# [Records for this task]
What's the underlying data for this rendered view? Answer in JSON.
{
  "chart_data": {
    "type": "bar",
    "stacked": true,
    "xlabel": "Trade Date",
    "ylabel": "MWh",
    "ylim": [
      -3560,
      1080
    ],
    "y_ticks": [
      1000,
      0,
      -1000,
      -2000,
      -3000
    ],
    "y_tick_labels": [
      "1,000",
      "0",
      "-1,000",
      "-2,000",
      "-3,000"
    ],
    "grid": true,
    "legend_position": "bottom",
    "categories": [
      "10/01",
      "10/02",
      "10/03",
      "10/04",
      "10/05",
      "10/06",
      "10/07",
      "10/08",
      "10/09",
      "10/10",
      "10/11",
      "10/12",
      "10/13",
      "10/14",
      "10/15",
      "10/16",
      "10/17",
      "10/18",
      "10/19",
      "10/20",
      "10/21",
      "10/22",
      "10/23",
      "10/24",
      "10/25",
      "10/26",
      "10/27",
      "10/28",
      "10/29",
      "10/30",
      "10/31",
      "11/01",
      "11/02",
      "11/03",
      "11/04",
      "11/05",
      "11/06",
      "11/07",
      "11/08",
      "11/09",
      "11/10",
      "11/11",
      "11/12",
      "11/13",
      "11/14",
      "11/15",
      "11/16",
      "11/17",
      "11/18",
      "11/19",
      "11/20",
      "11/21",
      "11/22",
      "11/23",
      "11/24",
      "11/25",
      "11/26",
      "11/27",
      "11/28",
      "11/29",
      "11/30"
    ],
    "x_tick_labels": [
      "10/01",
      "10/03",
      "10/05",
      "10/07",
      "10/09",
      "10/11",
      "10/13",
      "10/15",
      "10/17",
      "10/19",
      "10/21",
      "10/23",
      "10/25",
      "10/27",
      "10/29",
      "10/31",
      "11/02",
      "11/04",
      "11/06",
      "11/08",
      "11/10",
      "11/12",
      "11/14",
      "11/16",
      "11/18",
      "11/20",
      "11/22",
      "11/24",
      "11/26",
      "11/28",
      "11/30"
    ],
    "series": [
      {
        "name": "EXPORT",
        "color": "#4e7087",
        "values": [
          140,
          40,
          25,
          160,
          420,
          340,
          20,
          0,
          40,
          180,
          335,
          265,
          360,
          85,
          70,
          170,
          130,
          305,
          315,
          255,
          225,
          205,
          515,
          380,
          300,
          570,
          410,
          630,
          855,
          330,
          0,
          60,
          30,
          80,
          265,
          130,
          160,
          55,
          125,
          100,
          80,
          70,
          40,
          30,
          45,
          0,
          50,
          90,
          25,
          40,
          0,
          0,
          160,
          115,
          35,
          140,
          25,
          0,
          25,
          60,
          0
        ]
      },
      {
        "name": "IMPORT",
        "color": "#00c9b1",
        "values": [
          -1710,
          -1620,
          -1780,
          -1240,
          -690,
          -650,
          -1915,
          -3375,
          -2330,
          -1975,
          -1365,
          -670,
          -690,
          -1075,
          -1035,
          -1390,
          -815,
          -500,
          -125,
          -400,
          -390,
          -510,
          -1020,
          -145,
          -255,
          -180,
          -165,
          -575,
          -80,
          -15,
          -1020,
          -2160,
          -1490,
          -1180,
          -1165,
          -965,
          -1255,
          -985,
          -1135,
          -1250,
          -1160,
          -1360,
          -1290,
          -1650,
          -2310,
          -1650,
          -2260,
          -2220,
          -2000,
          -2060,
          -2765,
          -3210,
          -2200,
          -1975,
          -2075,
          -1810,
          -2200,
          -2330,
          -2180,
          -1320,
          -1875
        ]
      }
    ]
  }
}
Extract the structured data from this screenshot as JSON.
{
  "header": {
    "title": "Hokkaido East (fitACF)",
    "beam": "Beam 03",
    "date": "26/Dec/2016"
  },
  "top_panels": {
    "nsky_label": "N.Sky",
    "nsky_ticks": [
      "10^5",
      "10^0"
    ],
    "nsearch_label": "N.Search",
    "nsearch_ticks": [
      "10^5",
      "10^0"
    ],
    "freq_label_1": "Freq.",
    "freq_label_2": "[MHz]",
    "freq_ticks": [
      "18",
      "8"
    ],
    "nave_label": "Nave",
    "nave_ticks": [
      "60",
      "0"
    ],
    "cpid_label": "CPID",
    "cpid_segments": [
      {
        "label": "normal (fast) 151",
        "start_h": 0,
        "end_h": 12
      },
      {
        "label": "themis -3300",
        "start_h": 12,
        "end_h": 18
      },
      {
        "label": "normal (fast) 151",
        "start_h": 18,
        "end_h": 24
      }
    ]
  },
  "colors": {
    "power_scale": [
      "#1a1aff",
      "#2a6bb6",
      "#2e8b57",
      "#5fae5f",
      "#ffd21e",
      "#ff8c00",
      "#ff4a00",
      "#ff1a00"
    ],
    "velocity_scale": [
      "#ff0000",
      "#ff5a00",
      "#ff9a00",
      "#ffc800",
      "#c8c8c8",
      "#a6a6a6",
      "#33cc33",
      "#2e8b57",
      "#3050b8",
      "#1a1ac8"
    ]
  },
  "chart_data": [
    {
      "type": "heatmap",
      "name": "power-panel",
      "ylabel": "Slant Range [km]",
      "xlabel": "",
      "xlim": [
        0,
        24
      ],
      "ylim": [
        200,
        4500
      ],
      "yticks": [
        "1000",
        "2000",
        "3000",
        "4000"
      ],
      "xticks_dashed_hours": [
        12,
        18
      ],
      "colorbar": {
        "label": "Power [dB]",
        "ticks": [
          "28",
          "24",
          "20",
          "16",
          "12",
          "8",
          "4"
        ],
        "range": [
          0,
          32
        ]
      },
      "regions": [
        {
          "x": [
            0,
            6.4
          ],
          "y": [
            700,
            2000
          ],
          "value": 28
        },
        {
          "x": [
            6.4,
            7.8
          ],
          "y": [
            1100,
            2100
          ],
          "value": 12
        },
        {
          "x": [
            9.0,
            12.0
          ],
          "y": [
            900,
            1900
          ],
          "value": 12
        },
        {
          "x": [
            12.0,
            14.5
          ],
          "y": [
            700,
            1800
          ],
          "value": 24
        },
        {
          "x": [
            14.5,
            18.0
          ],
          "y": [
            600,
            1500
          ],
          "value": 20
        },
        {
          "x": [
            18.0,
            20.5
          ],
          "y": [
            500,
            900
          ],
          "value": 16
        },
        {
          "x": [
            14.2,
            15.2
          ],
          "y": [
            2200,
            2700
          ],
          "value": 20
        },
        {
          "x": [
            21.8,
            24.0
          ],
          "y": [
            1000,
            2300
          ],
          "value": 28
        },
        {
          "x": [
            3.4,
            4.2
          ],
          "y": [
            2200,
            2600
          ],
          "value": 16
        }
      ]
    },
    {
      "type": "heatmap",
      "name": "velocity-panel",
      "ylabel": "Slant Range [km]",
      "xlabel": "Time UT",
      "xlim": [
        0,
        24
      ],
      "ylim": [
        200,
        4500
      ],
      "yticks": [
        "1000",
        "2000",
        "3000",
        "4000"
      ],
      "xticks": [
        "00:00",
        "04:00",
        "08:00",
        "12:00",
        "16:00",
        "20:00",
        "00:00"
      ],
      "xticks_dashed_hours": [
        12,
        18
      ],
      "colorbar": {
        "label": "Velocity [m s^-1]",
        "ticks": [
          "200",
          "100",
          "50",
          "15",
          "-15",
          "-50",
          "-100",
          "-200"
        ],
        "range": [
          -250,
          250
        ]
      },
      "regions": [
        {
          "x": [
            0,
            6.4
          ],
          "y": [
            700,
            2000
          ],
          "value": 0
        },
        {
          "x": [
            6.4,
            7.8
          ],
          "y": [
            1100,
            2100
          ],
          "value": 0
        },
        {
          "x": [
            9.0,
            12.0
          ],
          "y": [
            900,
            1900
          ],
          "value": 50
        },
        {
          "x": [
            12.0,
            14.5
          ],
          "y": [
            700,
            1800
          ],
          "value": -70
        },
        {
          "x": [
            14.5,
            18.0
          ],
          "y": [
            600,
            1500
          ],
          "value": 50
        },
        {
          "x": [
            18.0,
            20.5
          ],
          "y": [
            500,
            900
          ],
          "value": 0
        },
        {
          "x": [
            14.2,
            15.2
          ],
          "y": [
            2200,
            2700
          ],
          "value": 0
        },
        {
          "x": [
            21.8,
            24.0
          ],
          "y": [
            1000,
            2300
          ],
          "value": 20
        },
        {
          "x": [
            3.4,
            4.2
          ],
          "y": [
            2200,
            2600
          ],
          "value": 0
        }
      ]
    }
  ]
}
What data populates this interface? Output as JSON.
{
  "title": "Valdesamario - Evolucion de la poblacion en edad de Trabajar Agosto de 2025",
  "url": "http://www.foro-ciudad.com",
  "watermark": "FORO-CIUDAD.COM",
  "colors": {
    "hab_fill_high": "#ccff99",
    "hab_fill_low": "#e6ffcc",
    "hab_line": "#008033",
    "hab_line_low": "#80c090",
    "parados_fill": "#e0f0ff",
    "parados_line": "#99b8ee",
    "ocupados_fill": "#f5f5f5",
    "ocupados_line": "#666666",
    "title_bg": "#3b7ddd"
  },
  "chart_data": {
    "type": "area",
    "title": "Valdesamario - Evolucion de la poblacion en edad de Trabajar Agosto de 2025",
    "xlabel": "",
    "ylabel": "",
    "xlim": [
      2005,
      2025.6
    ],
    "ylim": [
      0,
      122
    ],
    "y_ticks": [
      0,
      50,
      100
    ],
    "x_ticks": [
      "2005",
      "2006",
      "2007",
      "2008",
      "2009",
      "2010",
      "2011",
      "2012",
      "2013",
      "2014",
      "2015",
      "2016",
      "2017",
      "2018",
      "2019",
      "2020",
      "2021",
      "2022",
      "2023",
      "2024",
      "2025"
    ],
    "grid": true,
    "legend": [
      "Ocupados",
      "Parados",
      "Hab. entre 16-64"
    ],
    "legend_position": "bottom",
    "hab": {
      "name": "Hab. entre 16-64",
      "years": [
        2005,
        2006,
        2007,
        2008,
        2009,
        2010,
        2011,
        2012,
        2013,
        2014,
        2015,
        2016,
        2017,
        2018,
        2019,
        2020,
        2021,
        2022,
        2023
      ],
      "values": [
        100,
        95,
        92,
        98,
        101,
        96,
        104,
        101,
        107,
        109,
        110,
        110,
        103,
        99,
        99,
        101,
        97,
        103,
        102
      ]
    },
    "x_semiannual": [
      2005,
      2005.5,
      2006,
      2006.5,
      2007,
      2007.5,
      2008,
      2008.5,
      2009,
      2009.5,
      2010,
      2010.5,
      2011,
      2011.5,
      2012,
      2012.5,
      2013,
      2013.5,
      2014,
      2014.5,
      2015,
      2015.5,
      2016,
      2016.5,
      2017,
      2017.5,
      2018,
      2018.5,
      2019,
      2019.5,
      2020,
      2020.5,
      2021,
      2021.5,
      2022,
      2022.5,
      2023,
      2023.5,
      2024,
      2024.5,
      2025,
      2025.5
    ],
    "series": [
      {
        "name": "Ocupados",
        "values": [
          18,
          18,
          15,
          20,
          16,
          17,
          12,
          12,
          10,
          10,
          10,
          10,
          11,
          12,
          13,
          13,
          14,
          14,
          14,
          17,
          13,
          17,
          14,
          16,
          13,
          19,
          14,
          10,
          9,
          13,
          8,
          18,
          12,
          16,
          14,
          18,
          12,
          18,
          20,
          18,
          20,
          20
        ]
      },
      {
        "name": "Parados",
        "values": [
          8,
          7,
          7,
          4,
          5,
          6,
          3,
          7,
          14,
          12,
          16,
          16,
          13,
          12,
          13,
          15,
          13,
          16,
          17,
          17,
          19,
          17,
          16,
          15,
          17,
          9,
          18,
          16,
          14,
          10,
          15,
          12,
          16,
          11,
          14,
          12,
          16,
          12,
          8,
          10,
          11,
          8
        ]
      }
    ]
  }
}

# [Directions for this task]
Look for lines containing the string "name" and copy them all.

# [Expected output]
        "name": "EXPORT",
        "name": "IMPORT",
      "name": "power-panel",
      "name": "velocity-panel",
      "name": "Hab. entre 16-64",
        "name": "Ocupados",
        "name": "Parados",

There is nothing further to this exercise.